— BEGIN —

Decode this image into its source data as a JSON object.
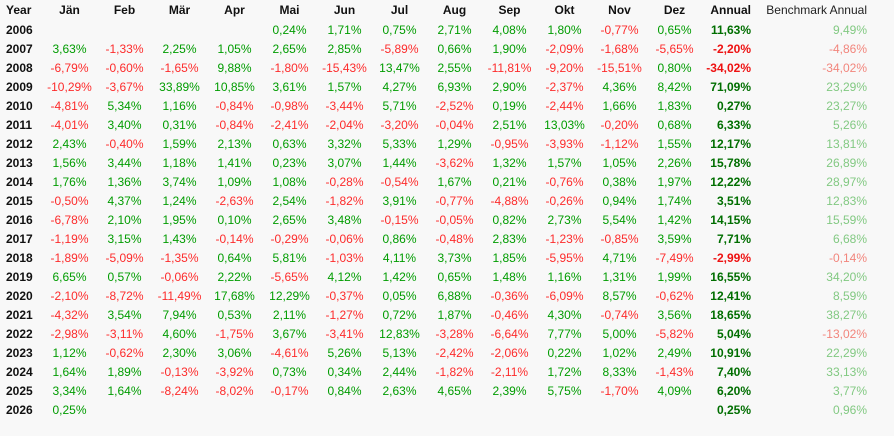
{
  "table": {
    "columns": [
      "Year",
      "Jän",
      "Feb",
      "Mär",
      "Apr",
      "Mai",
      "Jun",
      "Jul",
      "Aug",
      "Sep",
      "Okt",
      "Nov",
      "Dez",
      "Annual",
      "Benchmark Annual"
    ],
    "rows": [
      {
        "year": "2006",
        "months": [
          "",
          "",
          "",
          "",
          "0,24%",
          "1,71%",
          "0,75%",
          "2,71%",
          "4,08%",
          "1,80%",
          "-0,77%",
          "0,65%"
        ],
        "annual": "11,63%",
        "benchmark": "9,49%"
      },
      {
        "year": "2007",
        "months": [
          "3,63%",
          "-1,33%",
          "2,25%",
          "1,05%",
          "2,65%",
          "2,85%",
          "-5,89%",
          "0,66%",
          "1,90%",
          "-2,09%",
          "-1,68%",
          "-5,65%"
        ],
        "annual": "-2,20%",
        "benchmark": "-4,86%"
      },
      {
        "year": "2008",
        "months": [
          "-6,79%",
          "-0,60%",
          "-1,65%",
          "9,88%",
          "-1,80%",
          "-15,43%",
          "13,47%",
          "2,55%",
          "-11,81%",
          "-9,20%",
          "-15,51%",
          "0,80%"
        ],
        "annual": "-34,02%",
        "benchmark": "-34,02%"
      },
      {
        "year": "2009",
        "months": [
          "-10,29%",
          "-3,67%",
          "33,89%",
          "10,85%",
          "3,61%",
          "1,57%",
          "4,27%",
          "6,93%",
          "2,90%",
          "-2,37%",
          "4,36%",
          "8,42%"
        ],
        "annual": "71,09%",
        "benchmark": "23,29%"
      },
      {
        "year": "2010",
        "months": [
          "-4,81%",
          "5,34%",
          "1,16%",
          "-0,84%",
          "-0,98%",
          "-3,44%",
          "5,71%",
          "-2,52%",
          "0,19%",
          "-2,44%",
          "1,66%",
          "1,83%"
        ],
        "annual": "0,27%",
        "benchmark": "23,27%"
      },
      {
        "year": "2011",
        "months": [
          "-4,01%",
          "3,40%",
          "0,31%",
          "-0,84%",
          "-2,41%",
          "-2,04%",
          "-3,20%",
          "-0,04%",
          "2,51%",
          "13,03%",
          "-0,20%",
          "0,68%"
        ],
        "annual": "6,33%",
        "benchmark": "5,26%"
      },
      {
        "year": "2012",
        "months": [
          "2,43%",
          "-0,40%",
          "1,59%",
          "2,13%",
          "0,63%",
          "3,32%",
          "5,33%",
          "1,29%",
          "-0,95%",
          "-3,93%",
          "-1,12%",
          "1,55%"
        ],
        "annual": "12,17%",
        "benchmark": "13,81%"
      },
      {
        "year": "2013",
        "months": [
          "1,56%",
          "3,44%",
          "1,18%",
          "1,41%",
          "0,23%",
          "3,07%",
          "1,44%",
          "-3,62%",
          "1,32%",
          "1,57%",
          "1,05%",
          "2,26%"
        ],
        "annual": "15,78%",
        "benchmark": "26,89%"
      },
      {
        "year": "2014",
        "months": [
          "1,76%",
          "1,36%",
          "3,74%",
          "1,09%",
          "1,08%",
          "-0,28%",
          "-0,54%",
          "1,67%",
          "0,21%",
          "-0,76%",
          "0,38%",
          "1,97%"
        ],
        "annual": "12,22%",
        "benchmark": "28,97%"
      },
      {
        "year": "2015",
        "months": [
          "-0,50%",
          "4,37%",
          "1,24%",
          "-2,63%",
          "2,54%",
          "-1,82%",
          "3,91%",
          "-0,77%",
          "-4,88%",
          "-0,26%",
          "0,94%",
          "1,74%"
        ],
        "annual": "3,51%",
        "benchmark": "12,83%"
      },
      {
        "year": "2016",
        "months": [
          "-6,78%",
          "2,10%",
          "1,95%",
          "0,10%",
          "2,65%",
          "3,48%",
          "-0,15%",
          "-0,05%",
          "0,82%",
          "2,73%",
          "5,54%",
          "1,42%"
        ],
        "annual": "14,15%",
        "benchmark": "15,59%"
      },
      {
        "year": "2017",
        "months": [
          "-1,19%",
          "3,15%",
          "1,43%",
          "-0,14%",
          "-0,29%",
          "-0,06%",
          "0,86%",
          "-0,48%",
          "2,83%",
          "-1,23%",
          "-0,85%",
          "3,59%"
        ],
        "annual": "7,71%",
        "benchmark": "6,68%"
      },
      {
        "year": "2018",
        "months": [
          "-1,89%",
          "-5,09%",
          "-1,35%",
          "0,64%",
          "5,81%",
          "-1,03%",
          "4,11%",
          "3,73%",
          "1,85%",
          "-5,95%",
          "4,71%",
          "-7,49%"
        ],
        "annual": "-2,99%",
        "benchmark": "-0,14%"
      },
      {
        "year": "2019",
        "months": [
          "6,65%",
          "0,57%",
          "-0,06%",
          "2,22%",
          "-5,65%",
          "4,12%",
          "1,42%",
          "0,65%",
          "1,48%",
          "1,16%",
          "1,31%",
          "1,99%"
        ],
        "annual": "16,55%",
        "benchmark": "34,20%"
      },
      {
        "year": "2020",
        "months": [
          "-2,10%",
          "-8,72%",
          "-11,49%",
          "17,68%",
          "12,29%",
          "-0,37%",
          "0,05%",
          "6,88%",
          "-0,36%",
          "-6,09%",
          "8,57%",
          "-0,62%"
        ],
        "annual": "12,41%",
        "benchmark": "8,59%"
      },
      {
        "year": "2021",
        "months": [
          "-4,32%",
          "3,54%",
          "7,94%",
          "0,53%",
          "2,11%",
          "-1,27%",
          "0,72%",
          "1,87%",
          "-0,46%",
          "4,30%",
          "-0,74%",
          "3,56%"
        ],
        "annual": "18,65%",
        "benchmark": "38,27%"
      },
      {
        "year": "2022",
        "months": [
          "-2,98%",
          "-3,11%",
          "4,60%",
          "-1,75%",
          "3,67%",
          "-3,41%",
          "12,83%",
          "-3,28%",
          "-6,64%",
          "7,77%",
          "5,00%",
          "-5,82%"
        ],
        "annual": "5,04%",
        "benchmark": "-13,02%"
      },
      {
        "year": "2023",
        "months": [
          "1,12%",
          "-0,62%",
          "2,30%",
          "3,06%",
          "-4,61%",
          "5,26%",
          "5,13%",
          "-2,42%",
          "-2,06%",
          "0,22%",
          "1,02%",
          "2,49%"
        ],
        "annual": "10,91%",
        "benchmark": "22,29%"
      },
      {
        "year": "2024",
        "months": [
          "1,64%",
          "1,89%",
          "-0,13%",
          "-3,92%",
          "0,73%",
          "0,34%",
          "2,44%",
          "-1,82%",
          "-2,11%",
          "1,72%",
          "8,33%",
          "-1,43%"
        ],
        "annual": "7,40%",
        "benchmark": "33,13%"
      },
      {
        "year": "2025",
        "months": [
          "3,34%",
          "1,64%",
          "-8,24%",
          "-8,02%",
          "-0,17%",
          "0,84%",
          "2,63%",
          "4,65%",
          "2,39%",
          "5,75%",
          "-1,70%",
          "4,09%"
        ],
        "annual": "6,20%",
        "benchmark": "3,77%"
      },
      {
        "year": "2026",
        "months": [
          "0,25%",
          "",
          "",
          "",
          "",
          "",
          "",
          "",
          "",
          "",
          "",
          ""
        ],
        "annual": "0,25%",
        "benchmark": "0,96%"
      }
    ]
  },
  "colors": {
    "positive": "#009c00",
    "negative": "#fd2b2b",
    "annual_positive": "#006e00",
    "annual_negative": "#ee1111",
    "benchmark_positive": "#82c982",
    "benchmark_negative": "#f2857c",
    "header_text": "#111111",
    "background": "#f8f8f8"
  }
}
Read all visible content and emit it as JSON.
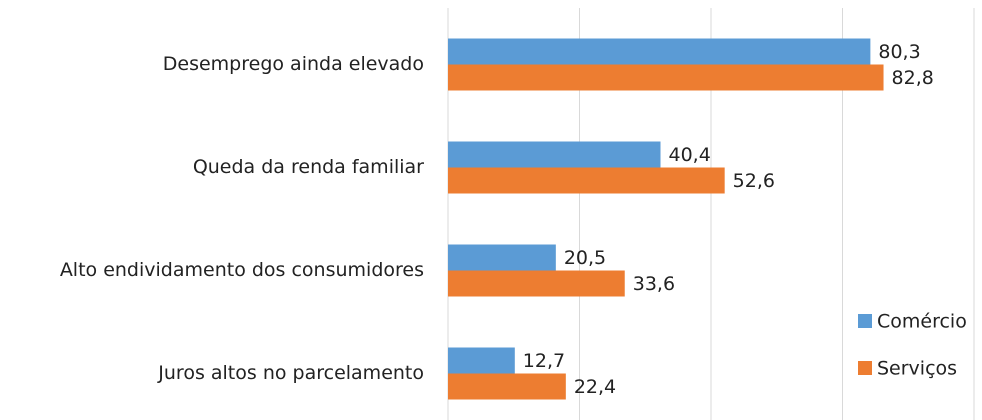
{
  "chart_data": {
    "type": "hbar",
    "categories": [
      "Desemprego ainda elevado",
      "Queda da renda familiar",
      "Alto endividamento dos consumidores",
      "Juros altos no parcelamento"
    ],
    "series": [
      {
        "name": "Comércio",
        "color": "#5b9bd5",
        "values": [
          80.3,
          40.4,
          20.5,
          12.7
        ],
        "value_labels": [
          "80,3",
          "40,4",
          "20,5",
          "12,7"
        ]
      },
      {
        "name": "Serviços",
        "color": "#ed7d31",
        "values": [
          82.8,
          52.6,
          33.6,
          22.4
        ],
        "value_labels": [
          "82,8",
          "52,6",
          "33,6",
          "22,4"
        ]
      }
    ],
    "xlim": [
      0,
      100
    ],
    "xticks": [
      0,
      25,
      50,
      75,
      100
    ],
    "grid": true,
    "legend": "right"
  }
}
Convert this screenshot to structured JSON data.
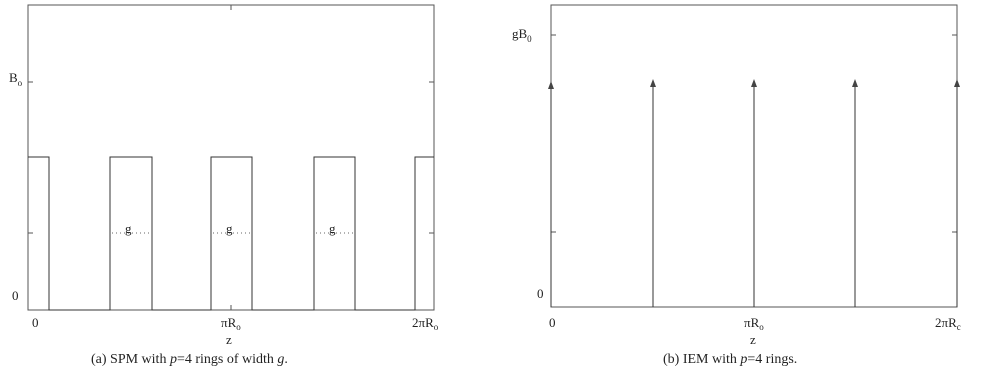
{
  "panel_a": {
    "ylabel_main": "B",
    "ylabel_sub": "o",
    "ytick_zero": "0",
    "xtick_zero": "0",
    "xtick_pi": "πR",
    "xtick_pi_sub": "o",
    "xtick_2pi": "2πR",
    "xtick_2pi_sub": "o",
    "xlabel": "z",
    "gap_label": "g",
    "caption_prefix": "(a) SPM with ",
    "caption_p": "p",
    "caption_mid": "=4 rings of width ",
    "caption_g": "g",
    "caption_end": "."
  },
  "panel_b": {
    "ylabel_main": "gB",
    "ylabel_sub": "0",
    "ytick_zero": "0",
    "xtick_zero": "0",
    "xtick_pi": "πR",
    "xtick_pi_sub": "o",
    "xtick_2pi": "2πR",
    "xtick_2pi_sub": "c",
    "xlabel": "z",
    "caption_prefix": "(b) IEM with ",
    "caption_p": "p",
    "caption_end": "=4 rings."
  }
}
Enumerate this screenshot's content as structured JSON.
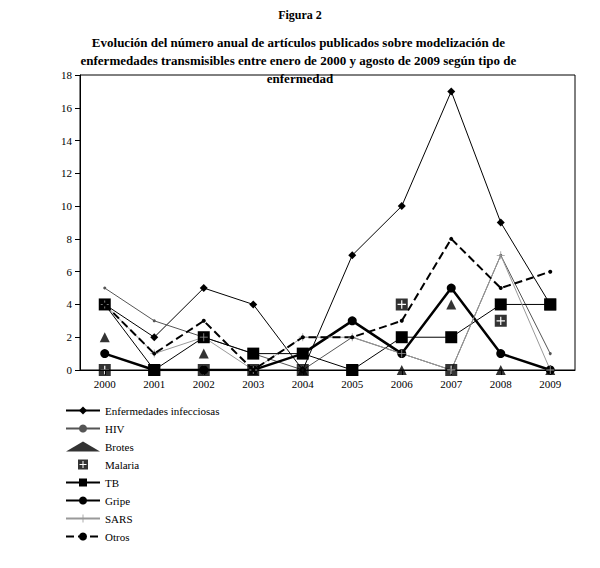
{
  "chart_data": {
    "type": "line",
    "title": "Figura 2",
    "subtitle": "Evolución del número anual de artículos publicados sobre modelización de enfermedades transmisibles entre enero de 2000 y agosto de 2009 según tipo de enfermedad",
    "categories": [
      "2000",
      "2001",
      "2002",
      "2003",
      "2004",
      "2005",
      "2006",
      "2007",
      "2008",
      "2009"
    ],
    "ylim": [
      0,
      18
    ],
    "yticks": [
      0,
      2,
      4,
      6,
      8,
      10,
      12,
      14,
      16,
      18
    ],
    "grid": false,
    "legend": "bottom-left",
    "series": [
      {
        "name": "Enfermedades infecciosas",
        "color": "#000000",
        "marker": "diamond",
        "line_style": "solid",
        "values": [
          4,
          2,
          5,
          4,
          0,
          7,
          10,
          17,
          9,
          4
        ]
      },
      {
        "name": "HIV",
        "color": "#555555",
        "marker": "point",
        "line_style": "solid",
        "values": [
          5,
          3,
          2,
          1,
          0,
          2,
          1,
          0,
          7,
          1
        ]
      },
      {
        "name": "Brotes",
        "color": "#000000",
        "marker": "triangle",
        "type": "scatter",
        "values": [
          2,
          0,
          1,
          0,
          0,
          0,
          0,
          4,
          0,
          0
        ]
      },
      {
        "name": "Malaria",
        "color": "#000000",
        "marker": "square-plus",
        "type": "scatter",
        "values": [
          0,
          0,
          0,
          0,
          0,
          0,
          4,
          0,
          3,
          4
        ]
      },
      {
        "name": "TB",
        "color": "#000000",
        "marker": "square",
        "line_style": "solid",
        "values": [
          4,
          0,
          2,
          1,
          1,
          0,
          2,
          2,
          4,
          4
        ]
      },
      {
        "name": "Gripe",
        "color": "#000000",
        "marker": "circle",
        "line_style": "thick",
        "values": [
          1,
          0,
          0,
          0,
          1,
          3,
          1,
          5,
          1,
          0
        ]
      },
      {
        "name": "SARS",
        "color": "#999999",
        "marker": "plus",
        "line_style": "solid",
        "values": [
          4,
          1,
          2,
          0,
          2,
          2,
          1,
          0,
          7,
          0
        ]
      },
      {
        "name": "Otros",
        "color": "#000000",
        "marker": "dot",
        "line_style": "dashed",
        "values": [
          4,
          1,
          3,
          0,
          2,
          2,
          3,
          8,
          5,
          6
        ]
      }
    ]
  }
}
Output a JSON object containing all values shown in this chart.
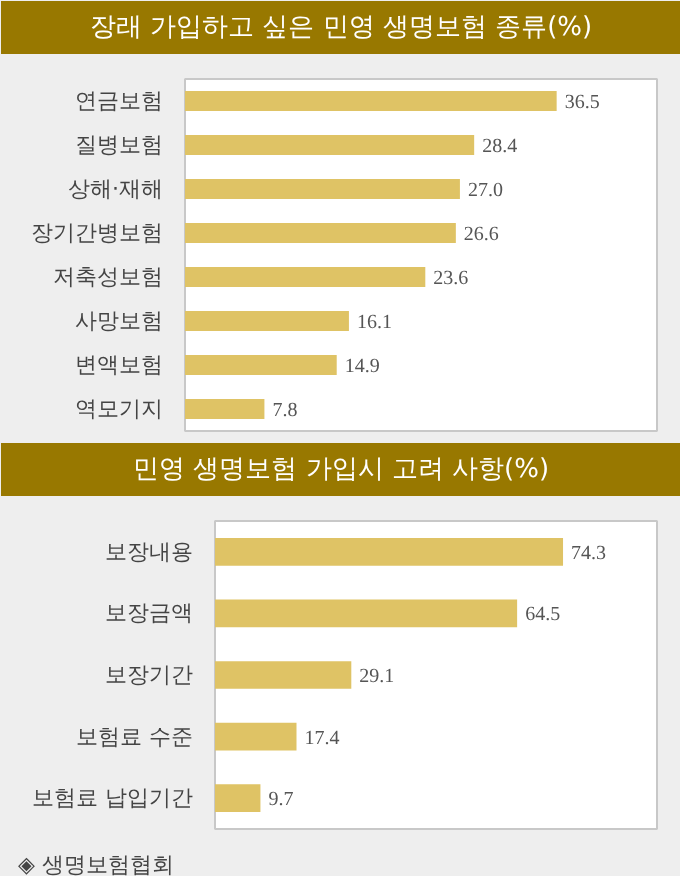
{
  "chart_data": [
    {
      "type": "bar",
      "orientation": "horizontal",
      "title": "장래 가입하고 싶은 민영 생명보험 종류(%)",
      "categories": [
        "연금보험",
        "질병보험",
        "상해·재해",
        "장기간병보험",
        "저축성보험",
        "사망보험",
        "변액보험",
        "역모기지"
      ],
      "values": [
        36.5,
        28.4,
        27.0,
        26.6,
        23.6,
        16.1,
        14.9,
        7.8
      ],
      "value_labels": [
        "36.5",
        "28.4",
        "27.0",
        "26.6",
        "23.6",
        "16.1",
        "14.9",
        "7.8"
      ],
      "color": "#dfc365",
      "grid": false,
      "legend": false
    },
    {
      "type": "bar",
      "orientation": "horizontal",
      "title": "민영 생명보험 가입시 고려 사항(%)",
      "categories": [
        "보장내용",
        "보장금액",
        "보장기간",
        "보험료 수준",
        "보험료 납입기간"
      ],
      "values": [
        74.3,
        64.5,
        29.1,
        17.4,
        9.7
      ],
      "value_labels": [
        "74.3",
        "64.5",
        "29.1",
        "17.4",
        "9.7"
      ],
      "color": "#dfc365",
      "grid": false,
      "legend": false,
      "annotations": [
        "◈ 생명보험협회"
      ]
    }
  ]
}
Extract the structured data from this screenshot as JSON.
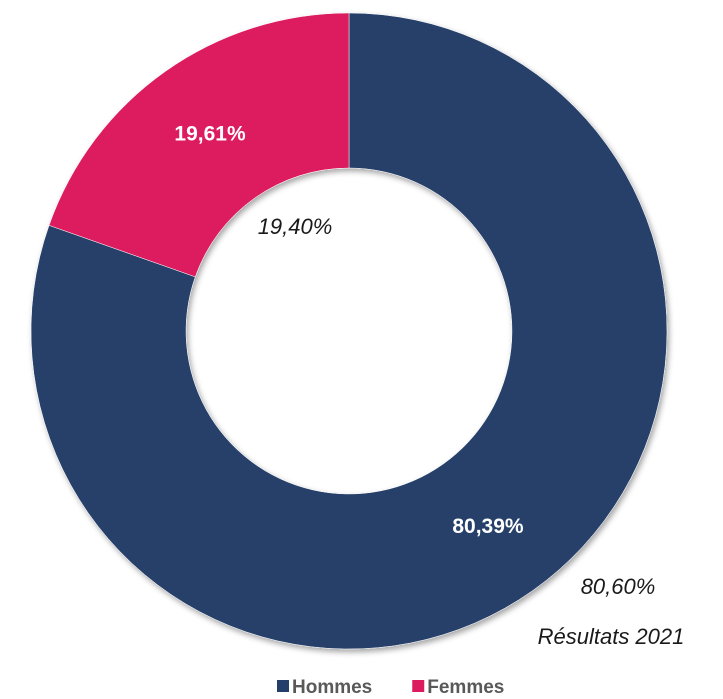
{
  "chart_data": {
    "type": "pie",
    "donut": true,
    "categories": [
      "Hommes",
      "Femmes"
    ],
    "values": [
      80.39,
      19.61
    ],
    "value_labels": [
      "80,39%",
      "19,61%"
    ],
    "colors": [
      "#253f6b",
      "#dc1a5f"
    ],
    "annotations": [
      "19,40%",
      "80,60%",
      "Résultats 2021"
    ],
    "legend": "bottom"
  }
}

— END —

# Work to be completed
Copy out each line of the listing that holds "name".

# Written answer
        "name": "Comércio",
        "name": "Serviços",
        "name": "Enfermedades infecciosas",
        "name": "HIV",
        "name": "Brotes",
        "name": "Malaria",
        "name": "TB",
        "name": "Gripe",
        "name": "SARS",
        "name": "Otros",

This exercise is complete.